What to work on
Every line containing the word "AppointmentTime" is to be copied from the data below.

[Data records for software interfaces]
####

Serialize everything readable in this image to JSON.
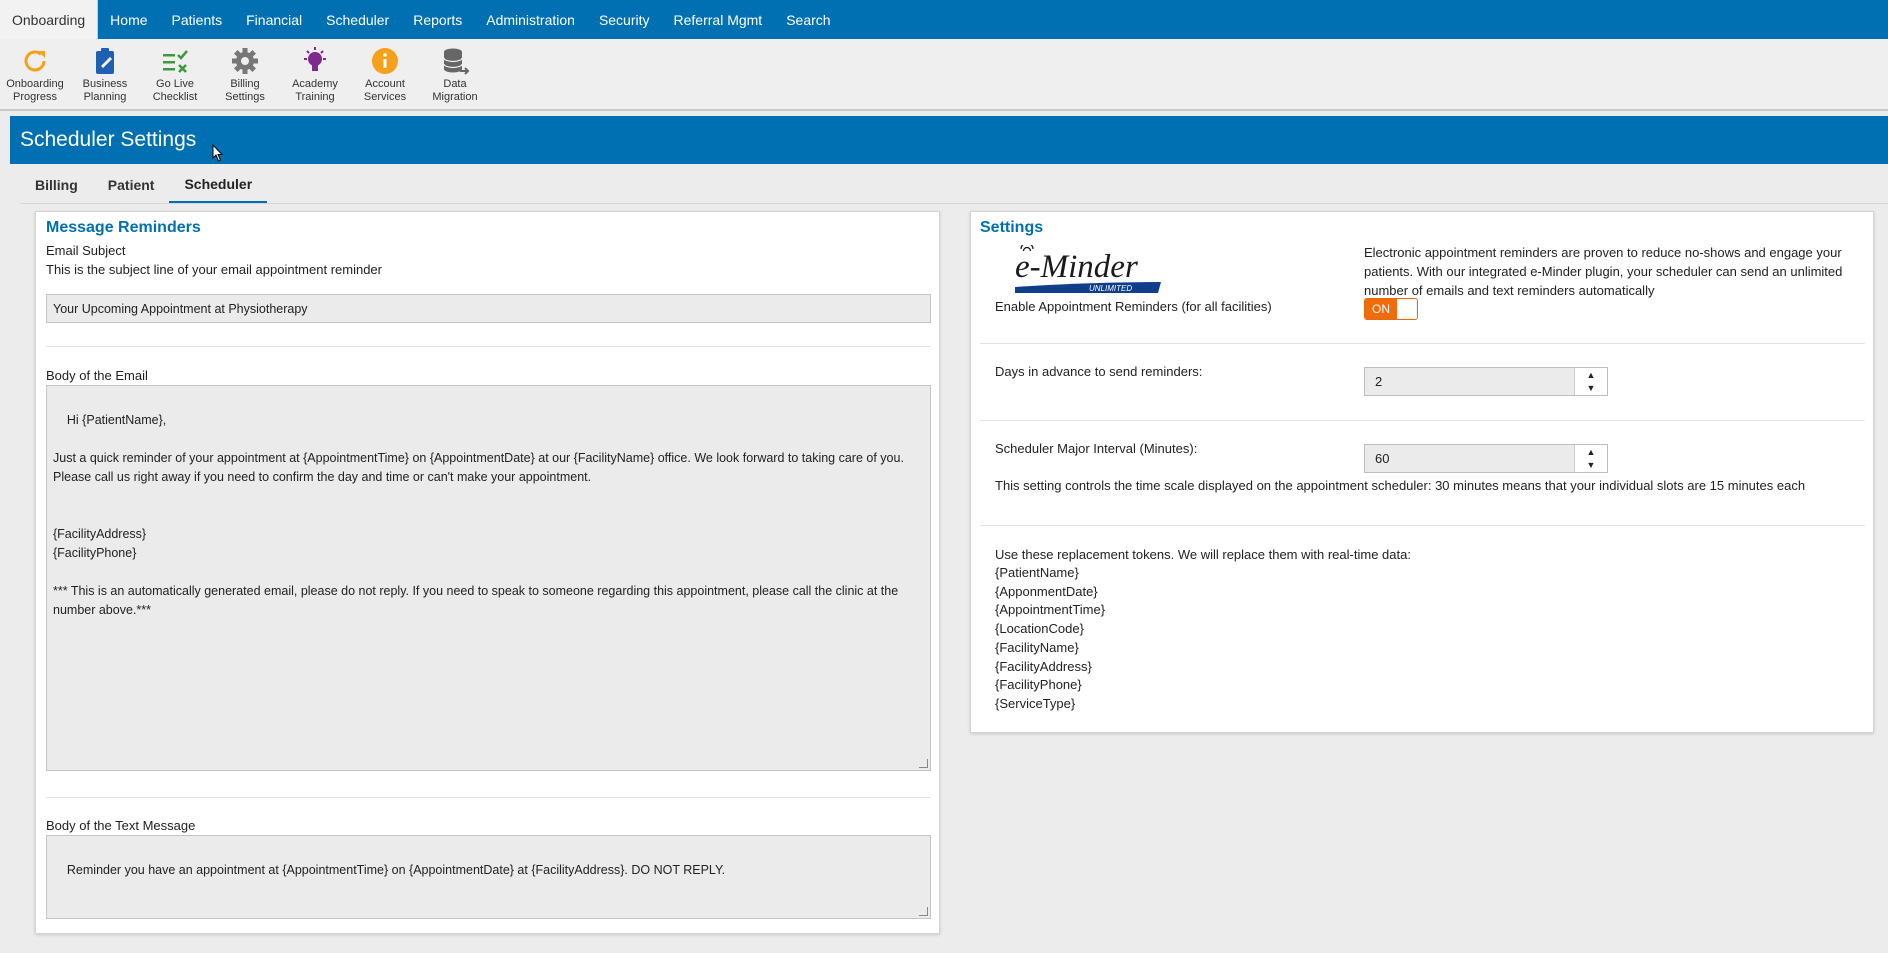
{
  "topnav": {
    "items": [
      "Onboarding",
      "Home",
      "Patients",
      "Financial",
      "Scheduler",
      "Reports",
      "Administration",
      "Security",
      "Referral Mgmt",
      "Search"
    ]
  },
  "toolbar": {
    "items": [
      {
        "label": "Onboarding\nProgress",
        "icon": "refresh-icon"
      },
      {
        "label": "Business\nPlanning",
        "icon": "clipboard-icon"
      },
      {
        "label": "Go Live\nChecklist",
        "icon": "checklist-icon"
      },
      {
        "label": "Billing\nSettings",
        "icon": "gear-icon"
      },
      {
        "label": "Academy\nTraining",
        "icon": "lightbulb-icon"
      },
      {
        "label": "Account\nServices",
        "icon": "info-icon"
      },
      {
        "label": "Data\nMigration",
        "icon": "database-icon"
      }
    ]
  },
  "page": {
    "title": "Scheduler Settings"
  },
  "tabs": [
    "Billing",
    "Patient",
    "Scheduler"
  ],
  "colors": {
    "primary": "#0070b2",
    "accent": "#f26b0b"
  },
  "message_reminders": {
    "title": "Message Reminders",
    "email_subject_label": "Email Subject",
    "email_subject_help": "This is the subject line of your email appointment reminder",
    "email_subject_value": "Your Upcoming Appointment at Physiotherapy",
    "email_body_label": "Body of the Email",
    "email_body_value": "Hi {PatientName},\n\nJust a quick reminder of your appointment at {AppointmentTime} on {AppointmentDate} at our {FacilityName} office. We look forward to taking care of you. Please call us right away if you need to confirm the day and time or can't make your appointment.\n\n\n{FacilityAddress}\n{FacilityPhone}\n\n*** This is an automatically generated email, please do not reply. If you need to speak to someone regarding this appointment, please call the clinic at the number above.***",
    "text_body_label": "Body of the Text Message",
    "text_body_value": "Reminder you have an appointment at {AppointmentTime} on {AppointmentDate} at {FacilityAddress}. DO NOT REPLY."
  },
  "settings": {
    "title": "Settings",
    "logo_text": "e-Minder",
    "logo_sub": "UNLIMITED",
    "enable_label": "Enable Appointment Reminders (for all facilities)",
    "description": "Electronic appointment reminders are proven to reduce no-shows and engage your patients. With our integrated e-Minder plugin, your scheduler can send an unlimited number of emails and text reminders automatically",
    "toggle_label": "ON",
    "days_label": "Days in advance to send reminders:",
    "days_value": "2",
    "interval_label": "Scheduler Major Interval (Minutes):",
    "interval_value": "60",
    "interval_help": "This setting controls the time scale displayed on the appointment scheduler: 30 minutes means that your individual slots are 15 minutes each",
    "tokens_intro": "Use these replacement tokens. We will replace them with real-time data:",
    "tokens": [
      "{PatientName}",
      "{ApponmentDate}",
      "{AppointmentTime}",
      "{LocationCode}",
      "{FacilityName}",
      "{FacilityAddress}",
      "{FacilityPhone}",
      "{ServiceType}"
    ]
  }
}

####

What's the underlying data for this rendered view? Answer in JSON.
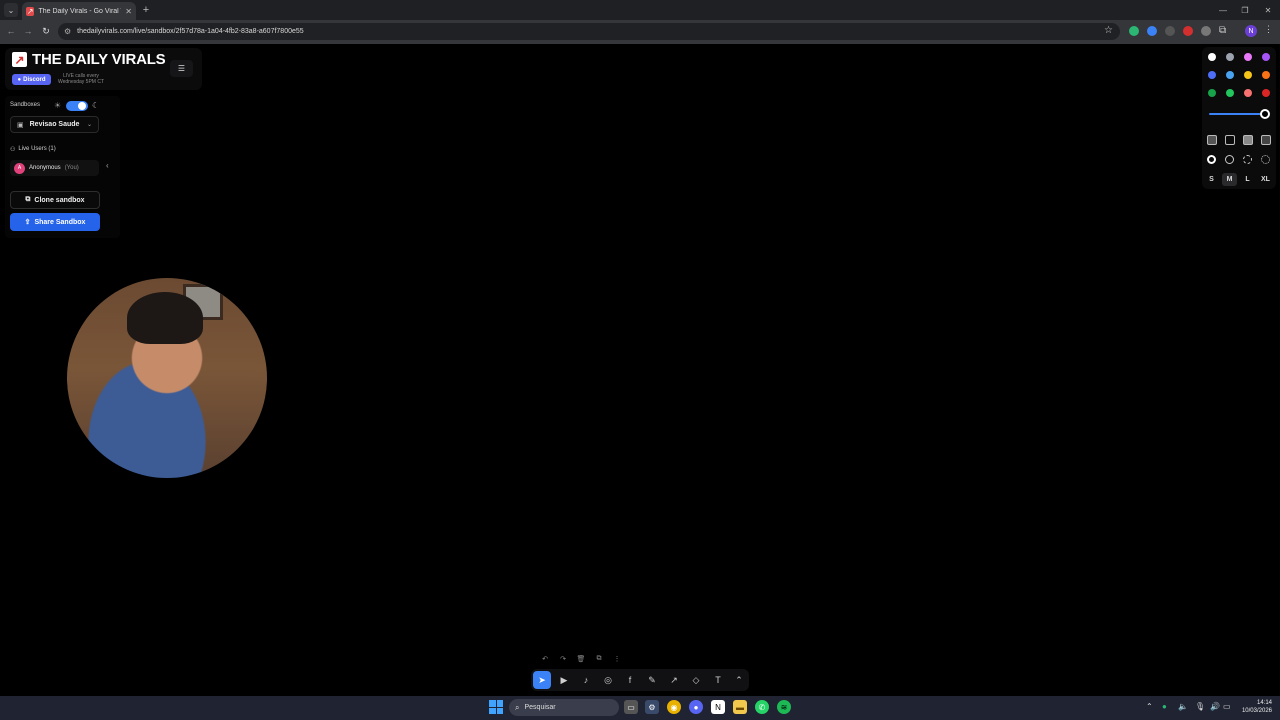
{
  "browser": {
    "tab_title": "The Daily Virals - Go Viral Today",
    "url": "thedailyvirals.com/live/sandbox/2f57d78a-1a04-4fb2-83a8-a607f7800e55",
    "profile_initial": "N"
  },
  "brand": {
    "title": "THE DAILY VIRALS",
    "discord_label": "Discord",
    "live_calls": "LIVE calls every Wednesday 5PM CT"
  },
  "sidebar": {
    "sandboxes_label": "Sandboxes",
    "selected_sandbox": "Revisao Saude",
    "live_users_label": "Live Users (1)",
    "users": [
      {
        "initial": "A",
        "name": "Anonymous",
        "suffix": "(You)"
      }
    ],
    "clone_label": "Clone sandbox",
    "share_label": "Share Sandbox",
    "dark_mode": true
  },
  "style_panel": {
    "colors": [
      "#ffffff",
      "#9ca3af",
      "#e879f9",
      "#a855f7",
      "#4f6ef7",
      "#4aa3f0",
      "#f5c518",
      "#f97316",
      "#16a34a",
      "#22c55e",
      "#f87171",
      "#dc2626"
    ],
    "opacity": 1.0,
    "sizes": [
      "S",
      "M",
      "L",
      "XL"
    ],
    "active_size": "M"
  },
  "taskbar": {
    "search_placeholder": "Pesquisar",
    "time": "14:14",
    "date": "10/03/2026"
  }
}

####

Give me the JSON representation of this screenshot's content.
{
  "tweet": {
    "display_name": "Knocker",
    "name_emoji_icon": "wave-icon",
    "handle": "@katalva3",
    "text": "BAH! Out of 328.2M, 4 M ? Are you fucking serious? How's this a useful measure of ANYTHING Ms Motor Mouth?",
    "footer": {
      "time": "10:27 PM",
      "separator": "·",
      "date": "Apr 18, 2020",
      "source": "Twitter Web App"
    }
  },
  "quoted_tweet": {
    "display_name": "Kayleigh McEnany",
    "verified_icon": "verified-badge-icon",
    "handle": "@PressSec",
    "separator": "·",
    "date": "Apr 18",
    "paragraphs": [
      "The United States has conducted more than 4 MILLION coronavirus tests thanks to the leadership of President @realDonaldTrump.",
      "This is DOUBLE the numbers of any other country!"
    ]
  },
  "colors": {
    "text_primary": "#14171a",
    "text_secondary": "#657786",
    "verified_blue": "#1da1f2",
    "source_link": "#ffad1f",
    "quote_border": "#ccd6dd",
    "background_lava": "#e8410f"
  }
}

####

Finished exercise
    "email_body_value": "Hi {PatientName},\n\nJust a quick reminder of your appointment at {AppointmentTime} on {AppointmentDate} at our {FacilityName} office. We look forward to taking care of you. Please call us right away if you need to confirm the day and time or can't make your appointment.\n\n\n{FacilityAddress}\n{FacilityPhone}\n\n*** This is an automatically generated email, please do not reply. If you need to speak to someone regarding this appointment, please call the clinic at the number above.***",
    "text_body_value": "Reminder you have an appointment at {AppointmentTime} on {AppointmentDate} at {FacilityAddress}. DO NOT REPLY."
      "{AppointmentTime}",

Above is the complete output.